## Written task
Retype each entry below, keeping every character the same.

## Stored data entries
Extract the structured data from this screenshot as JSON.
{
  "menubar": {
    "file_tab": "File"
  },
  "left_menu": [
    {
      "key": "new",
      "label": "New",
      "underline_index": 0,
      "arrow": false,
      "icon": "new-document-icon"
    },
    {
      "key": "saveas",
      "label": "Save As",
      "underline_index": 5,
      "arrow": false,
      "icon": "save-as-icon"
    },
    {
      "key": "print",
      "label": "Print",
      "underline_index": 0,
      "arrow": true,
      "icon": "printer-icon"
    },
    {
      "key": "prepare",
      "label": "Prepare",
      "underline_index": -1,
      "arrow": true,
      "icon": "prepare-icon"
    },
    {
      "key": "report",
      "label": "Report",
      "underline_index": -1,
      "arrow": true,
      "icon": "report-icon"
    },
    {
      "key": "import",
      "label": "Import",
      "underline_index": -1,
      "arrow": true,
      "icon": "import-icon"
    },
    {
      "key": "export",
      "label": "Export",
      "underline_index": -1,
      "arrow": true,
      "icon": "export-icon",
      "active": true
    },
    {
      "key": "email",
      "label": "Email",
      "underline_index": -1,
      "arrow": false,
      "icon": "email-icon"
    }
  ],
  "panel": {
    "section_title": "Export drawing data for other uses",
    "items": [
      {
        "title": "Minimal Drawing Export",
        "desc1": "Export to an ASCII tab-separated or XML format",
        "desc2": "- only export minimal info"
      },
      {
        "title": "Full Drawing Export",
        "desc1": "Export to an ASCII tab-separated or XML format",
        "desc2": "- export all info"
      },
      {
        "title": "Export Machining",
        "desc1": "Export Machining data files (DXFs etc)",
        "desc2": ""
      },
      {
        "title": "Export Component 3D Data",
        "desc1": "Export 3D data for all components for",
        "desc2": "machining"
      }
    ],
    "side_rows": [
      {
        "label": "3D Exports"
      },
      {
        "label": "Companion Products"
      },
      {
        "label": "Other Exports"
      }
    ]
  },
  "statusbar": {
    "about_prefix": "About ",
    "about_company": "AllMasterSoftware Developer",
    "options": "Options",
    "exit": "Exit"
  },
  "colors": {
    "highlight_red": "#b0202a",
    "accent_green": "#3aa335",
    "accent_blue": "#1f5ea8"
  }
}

## Response for this exercise
Extract the structured data from this screenshot as JSON.
{
  "menubar": {
    "file_tab": "File"
  },
  "left_menu": [
    {
      "key": "new",
      "label": "New",
      "underline_index": 0,
      "arrow": false,
      "icon": "new-document-icon"
    },
    {
      "key": "saveas",
      "label": "Save As",
      "underline_index": 5,
      "arrow": false,
      "icon": "save-as-icon"
    },
    {
      "key": "print",
      "label": "Print",
      "underline_index": 0,
      "arrow": true,
      "icon": "printer-icon"
    },
    {
      "key": "prepare",
      "label": "Prepare",
      "underline_index": -1,
      "arrow": true,
      "icon": "prepare-icon"
    },
    {
      "key": "report",
      "label": "Report",
      "underline_index": -1,
      "arrow": true,
      "icon": "report-icon"
    },
    {
      "key": "import",
      "label": "Import",
      "underline_index": -1,
      "arrow": true,
      "icon": "import-icon"
    },
    {
      "key": "export",
      "label": "Export",
      "underline_index": -1,
      "arrow": true,
      "icon": "export-icon",
      "active": true
    },
    {
      "key": "email",
      "label": "Email",
      "underline_index": -1,
      "arrow": false,
      "icon": "email-icon"
    }
  ],
  "panel": {
    "section_title": "Export drawing data for other uses",
    "items": [
      {
        "title": "Minimal Drawing Export",
        "desc1": "Export to an ASCII tab-separated or XML format",
        "desc2": "- only export minimal info"
      },
      {
        "title": "Full Drawing Export",
        "desc1": "Export to an ASCII tab-separated or XML format",
        "desc2": "- export all info"
      },
      {
        "title": "Export Machining",
        "desc1": "Export Machining data files (DXFs etc)",
        "desc2": ""
      },
      {
        "title": "Export Component 3D Data",
        "desc1": "Export 3D data for all components for",
        "desc2": "machining"
      }
    ],
    "side_rows": [
      {
        "label": "3D Exports"
      },
      {
        "label": "Companion Products"
      },
      {
        "label": "Other Exports"
      }
    ]
  },
  "statusbar": {
    "about_prefix": "About ",
    "about_company": "AllMasterSoftware Developer",
    "options": "Options",
    "exit": "Exit"
  },
  "colors": {
    "highlight_red": "#b0202a",
    "accent_green": "#3aa335",
    "accent_blue": "#1f5ea8"
  }
}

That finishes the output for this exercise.